■ **SHORT PROBLEM**
Transcribe all of the material exactly.

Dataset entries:
------------------------------------------------

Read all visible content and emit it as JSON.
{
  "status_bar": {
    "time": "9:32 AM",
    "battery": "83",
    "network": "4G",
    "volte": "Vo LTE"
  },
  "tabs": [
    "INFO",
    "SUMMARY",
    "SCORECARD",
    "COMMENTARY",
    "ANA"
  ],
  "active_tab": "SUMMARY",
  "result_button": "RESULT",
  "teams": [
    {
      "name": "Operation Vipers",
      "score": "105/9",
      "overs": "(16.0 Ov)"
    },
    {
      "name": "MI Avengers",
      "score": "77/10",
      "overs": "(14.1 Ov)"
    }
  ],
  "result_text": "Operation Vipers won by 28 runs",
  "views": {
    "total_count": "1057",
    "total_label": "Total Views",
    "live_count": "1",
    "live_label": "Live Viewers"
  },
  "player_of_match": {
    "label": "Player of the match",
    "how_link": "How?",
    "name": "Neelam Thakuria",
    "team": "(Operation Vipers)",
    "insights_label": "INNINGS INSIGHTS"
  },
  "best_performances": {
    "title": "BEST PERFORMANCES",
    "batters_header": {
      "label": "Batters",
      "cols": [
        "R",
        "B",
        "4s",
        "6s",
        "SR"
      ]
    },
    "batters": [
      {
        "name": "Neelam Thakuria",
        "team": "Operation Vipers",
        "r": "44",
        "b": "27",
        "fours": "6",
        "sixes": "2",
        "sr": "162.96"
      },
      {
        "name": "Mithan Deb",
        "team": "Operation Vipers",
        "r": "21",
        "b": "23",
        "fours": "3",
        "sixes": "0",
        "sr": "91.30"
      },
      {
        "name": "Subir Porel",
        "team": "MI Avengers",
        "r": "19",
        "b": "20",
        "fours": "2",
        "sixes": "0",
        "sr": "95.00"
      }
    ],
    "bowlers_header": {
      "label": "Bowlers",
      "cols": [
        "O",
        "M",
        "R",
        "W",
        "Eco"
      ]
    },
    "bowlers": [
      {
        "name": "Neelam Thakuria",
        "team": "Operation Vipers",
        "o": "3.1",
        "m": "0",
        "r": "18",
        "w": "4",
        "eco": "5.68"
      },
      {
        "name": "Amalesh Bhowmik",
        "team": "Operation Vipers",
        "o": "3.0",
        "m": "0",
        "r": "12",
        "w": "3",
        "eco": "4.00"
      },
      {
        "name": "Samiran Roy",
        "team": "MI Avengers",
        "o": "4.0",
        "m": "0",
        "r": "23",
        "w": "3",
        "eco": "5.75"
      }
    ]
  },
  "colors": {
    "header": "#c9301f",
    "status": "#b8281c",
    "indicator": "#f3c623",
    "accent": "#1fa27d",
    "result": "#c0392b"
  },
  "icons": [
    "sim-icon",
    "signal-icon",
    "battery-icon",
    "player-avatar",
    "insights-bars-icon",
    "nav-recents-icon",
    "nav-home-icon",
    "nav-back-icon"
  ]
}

------------------------------------------------

■ **SOLVED EXERCISE**
Read all visible content and emit it as JSON.
{
  "status_bar": {
    "time": "9:32 AM",
    "battery": "83",
    "network": "4G",
    "volte": "Vo LTE"
  },
  "tabs": [
    "INFO",
    "SUMMARY",
    "SCORECARD",
    "COMMENTARY",
    "ANA"
  ],
  "active_tab": "SUMMARY",
  "result_button": "RESULT",
  "teams": [
    {
      "name": "Operation Vipers",
      "score": "105/9",
      "overs": "(16.0 Ov)"
    },
    {
      "name": "MI Avengers",
      "score": "77/10",
      "overs": "(14.1 Ov)"
    }
  ],
  "result_text": "Operation Vipers won by 28 runs",
  "views": {
    "total_count": "1057",
    "total_label": "Total Views",
    "live_count": "1",
    "live_label": "Live Viewers"
  },
  "player_of_match": {
    "label": "Player of the match",
    "how_link": "How?",
    "name": "Neelam Thakuria",
    "team": "(Operation Vipers)",
    "insights_label": "INNINGS INSIGHTS"
  },
  "best_performances": {
    "title": "BEST PERFORMANCES",
    "batters_header": {
      "label": "Batters",
      "cols": [
        "R",
        "B",
        "4s",
        "6s",
        "SR"
      ]
    },
    "batters": [
      {
        "name": "Neelam Thakuria",
        "team": "Operation Vipers",
        "r": "44",
        "b": "27",
        "fours": "6",
        "sixes": "2",
        "sr": "162.96"
      },
      {
        "name": "Mithan Deb",
        "team": "Operation Vipers",
        "r": "21",
        "b": "23",
        "fours": "3",
        "sixes": "0",
        "sr": "91.30"
      },
      {
        "name": "Subir Porel",
        "team": "MI Avengers",
        "r": "19",
        "b": "20",
        "fours": "2",
        "sixes": "0",
        "sr": "95.00"
      }
    ],
    "bowlers_header": {
      "label": "Bowlers",
      "cols": [
        "O",
        "M",
        "R",
        "W",
        "Eco"
      ]
    },
    "bowlers": [
      {
        "name": "Neelam Thakuria",
        "team": "Operation Vipers",
        "o": "3.1",
        "m": "0",
        "r": "18",
        "w": "4",
        "eco": "5.68"
      },
      {
        "name": "Amalesh Bhowmik",
        "team": "Operation Vipers",
        "o": "3.0",
        "m": "0",
        "r": "12",
        "w": "3",
        "eco": "4.00"
      },
      {
        "name": "Samiran Roy",
        "team": "MI Avengers",
        "o": "4.0",
        "m": "0",
        "r": "23",
        "w": "3",
        "eco": "5.75"
      }
    ]
  },
  "colors": {
    "header": "#c9301f",
    "status": "#b8281c",
    "indicator": "#f3c623",
    "accent": "#1fa27d",
    "result": "#c0392b"
  },
  "icons": [
    "sim-icon",
    "signal-icon",
    "battery-icon",
    "player-avatar",
    "insights-bars-icon",
    "nav-recents-icon",
    "nav-home-icon",
    "nav-back-icon"
  ]
}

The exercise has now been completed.